» Problem
Review the listing and copy each line that holds the word "title".

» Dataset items
● ● ● ● ●

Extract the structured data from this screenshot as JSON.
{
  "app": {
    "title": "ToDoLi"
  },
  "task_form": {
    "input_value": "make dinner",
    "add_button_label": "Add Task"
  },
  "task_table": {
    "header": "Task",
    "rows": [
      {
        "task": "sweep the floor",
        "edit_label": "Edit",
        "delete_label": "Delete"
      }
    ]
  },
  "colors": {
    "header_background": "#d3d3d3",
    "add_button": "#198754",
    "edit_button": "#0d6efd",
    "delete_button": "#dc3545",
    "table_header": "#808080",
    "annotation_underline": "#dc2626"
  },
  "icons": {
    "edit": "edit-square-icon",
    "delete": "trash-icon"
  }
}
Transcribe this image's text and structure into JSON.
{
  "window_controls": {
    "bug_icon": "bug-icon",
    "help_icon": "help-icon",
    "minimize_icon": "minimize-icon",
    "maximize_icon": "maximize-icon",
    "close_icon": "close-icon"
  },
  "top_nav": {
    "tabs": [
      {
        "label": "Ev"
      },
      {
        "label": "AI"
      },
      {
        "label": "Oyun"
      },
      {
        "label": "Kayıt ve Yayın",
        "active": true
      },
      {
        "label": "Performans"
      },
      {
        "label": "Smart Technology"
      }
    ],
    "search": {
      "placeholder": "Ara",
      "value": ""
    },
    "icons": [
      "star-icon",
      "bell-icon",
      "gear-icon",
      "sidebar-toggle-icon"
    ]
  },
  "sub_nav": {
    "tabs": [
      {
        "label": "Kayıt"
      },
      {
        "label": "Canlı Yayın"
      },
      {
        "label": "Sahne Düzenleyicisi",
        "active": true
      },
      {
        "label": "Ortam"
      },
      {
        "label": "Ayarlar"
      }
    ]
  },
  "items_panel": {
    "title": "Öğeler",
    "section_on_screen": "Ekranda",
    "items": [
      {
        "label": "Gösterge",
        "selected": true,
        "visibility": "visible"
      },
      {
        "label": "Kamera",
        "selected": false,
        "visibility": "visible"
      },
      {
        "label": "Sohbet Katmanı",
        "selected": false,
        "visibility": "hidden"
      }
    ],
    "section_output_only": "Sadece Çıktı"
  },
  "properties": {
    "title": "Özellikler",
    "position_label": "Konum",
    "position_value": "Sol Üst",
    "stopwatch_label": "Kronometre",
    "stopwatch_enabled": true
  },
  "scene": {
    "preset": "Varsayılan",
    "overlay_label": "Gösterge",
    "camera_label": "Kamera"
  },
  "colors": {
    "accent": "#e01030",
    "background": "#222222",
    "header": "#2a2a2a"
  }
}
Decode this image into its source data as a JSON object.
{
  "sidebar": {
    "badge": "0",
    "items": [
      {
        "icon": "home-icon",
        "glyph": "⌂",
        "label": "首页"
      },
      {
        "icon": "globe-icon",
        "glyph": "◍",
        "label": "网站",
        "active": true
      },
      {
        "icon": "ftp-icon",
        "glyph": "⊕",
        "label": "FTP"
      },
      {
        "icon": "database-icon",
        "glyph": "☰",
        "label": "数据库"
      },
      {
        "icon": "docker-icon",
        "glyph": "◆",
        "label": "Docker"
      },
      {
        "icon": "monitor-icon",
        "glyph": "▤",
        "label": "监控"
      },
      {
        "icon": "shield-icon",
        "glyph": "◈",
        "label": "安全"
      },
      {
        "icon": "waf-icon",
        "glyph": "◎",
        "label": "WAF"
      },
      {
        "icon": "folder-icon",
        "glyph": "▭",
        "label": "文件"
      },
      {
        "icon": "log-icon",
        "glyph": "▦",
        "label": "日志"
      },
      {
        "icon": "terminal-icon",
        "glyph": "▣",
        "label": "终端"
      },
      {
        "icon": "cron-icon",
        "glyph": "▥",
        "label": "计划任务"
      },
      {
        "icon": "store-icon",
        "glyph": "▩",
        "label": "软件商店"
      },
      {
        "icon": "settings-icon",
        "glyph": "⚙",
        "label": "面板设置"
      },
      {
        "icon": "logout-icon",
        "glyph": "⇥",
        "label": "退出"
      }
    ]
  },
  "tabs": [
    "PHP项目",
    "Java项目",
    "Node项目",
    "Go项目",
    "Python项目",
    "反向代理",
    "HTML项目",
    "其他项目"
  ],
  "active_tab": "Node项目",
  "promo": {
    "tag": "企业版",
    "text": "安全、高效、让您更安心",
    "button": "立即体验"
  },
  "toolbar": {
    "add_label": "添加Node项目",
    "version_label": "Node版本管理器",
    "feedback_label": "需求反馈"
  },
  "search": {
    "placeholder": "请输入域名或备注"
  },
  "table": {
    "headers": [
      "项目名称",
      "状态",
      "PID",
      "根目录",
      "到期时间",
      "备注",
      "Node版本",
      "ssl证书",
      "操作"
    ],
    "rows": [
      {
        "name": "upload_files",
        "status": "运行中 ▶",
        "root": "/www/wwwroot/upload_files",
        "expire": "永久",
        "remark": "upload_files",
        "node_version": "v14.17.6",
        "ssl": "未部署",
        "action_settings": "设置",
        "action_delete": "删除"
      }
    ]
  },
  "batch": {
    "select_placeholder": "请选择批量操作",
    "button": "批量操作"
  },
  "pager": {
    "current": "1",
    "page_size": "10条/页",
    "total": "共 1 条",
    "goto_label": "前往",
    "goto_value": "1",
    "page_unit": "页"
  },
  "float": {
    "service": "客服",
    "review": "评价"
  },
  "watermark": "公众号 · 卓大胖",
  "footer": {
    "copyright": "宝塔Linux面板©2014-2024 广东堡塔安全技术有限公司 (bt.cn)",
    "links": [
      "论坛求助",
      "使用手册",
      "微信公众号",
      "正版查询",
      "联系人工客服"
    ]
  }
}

● ● ● ● ●

» Output for this exercise
    "title": "ToDoLi"
    "title": "Öğeler",
    "title": "Özellikler",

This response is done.